#### Required work
Please copy the items from the first line down through the line containing "fit-scale-dot [672,925,684,937]", including both of those lines, and reproduce each one unchanged.
Begin
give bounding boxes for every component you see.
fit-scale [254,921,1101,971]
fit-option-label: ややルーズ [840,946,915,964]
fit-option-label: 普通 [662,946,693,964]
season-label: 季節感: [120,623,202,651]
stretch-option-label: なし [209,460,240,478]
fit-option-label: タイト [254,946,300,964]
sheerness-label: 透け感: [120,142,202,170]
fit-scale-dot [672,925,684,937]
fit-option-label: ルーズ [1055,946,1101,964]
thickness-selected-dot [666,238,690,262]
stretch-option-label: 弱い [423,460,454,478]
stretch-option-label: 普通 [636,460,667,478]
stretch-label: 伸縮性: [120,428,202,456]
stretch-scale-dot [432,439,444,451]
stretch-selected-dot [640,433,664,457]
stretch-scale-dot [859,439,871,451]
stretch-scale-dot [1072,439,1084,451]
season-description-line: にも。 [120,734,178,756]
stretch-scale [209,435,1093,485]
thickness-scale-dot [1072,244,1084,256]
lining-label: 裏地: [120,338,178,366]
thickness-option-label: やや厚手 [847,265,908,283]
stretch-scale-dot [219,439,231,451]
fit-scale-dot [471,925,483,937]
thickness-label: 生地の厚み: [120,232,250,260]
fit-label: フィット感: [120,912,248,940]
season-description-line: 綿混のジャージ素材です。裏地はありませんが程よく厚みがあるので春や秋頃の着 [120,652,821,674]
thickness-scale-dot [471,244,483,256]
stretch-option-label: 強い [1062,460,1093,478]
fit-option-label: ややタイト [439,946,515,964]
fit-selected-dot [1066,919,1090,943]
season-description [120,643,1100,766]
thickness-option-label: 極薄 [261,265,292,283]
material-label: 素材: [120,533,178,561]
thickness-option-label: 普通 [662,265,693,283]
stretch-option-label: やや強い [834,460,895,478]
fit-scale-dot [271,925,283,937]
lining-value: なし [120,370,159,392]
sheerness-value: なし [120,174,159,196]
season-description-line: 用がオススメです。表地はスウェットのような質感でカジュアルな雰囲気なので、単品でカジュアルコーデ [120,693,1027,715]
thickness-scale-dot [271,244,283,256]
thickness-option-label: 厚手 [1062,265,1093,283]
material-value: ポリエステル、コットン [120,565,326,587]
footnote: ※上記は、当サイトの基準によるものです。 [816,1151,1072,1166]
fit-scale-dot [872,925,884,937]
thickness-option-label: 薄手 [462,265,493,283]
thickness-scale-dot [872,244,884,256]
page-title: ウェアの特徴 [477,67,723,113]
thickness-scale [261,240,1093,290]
End
#### Solution to this exercise
give bounding boxes for every component you see.
fit-scale [254,921,1101,971]
fit-option-label: ややルーズ [840,946,915,964]
fit-option-label: 普通 [662,946,693,964]
season-label: 季節感: [120,623,202,651]
stretch-option-label: なし [209,460,240,478]
fit-option-label: タイト [254,946,300,964]
sheerness-label: 透け感: [120,142,202,170]
fit-scale-dot [672,925,684,937]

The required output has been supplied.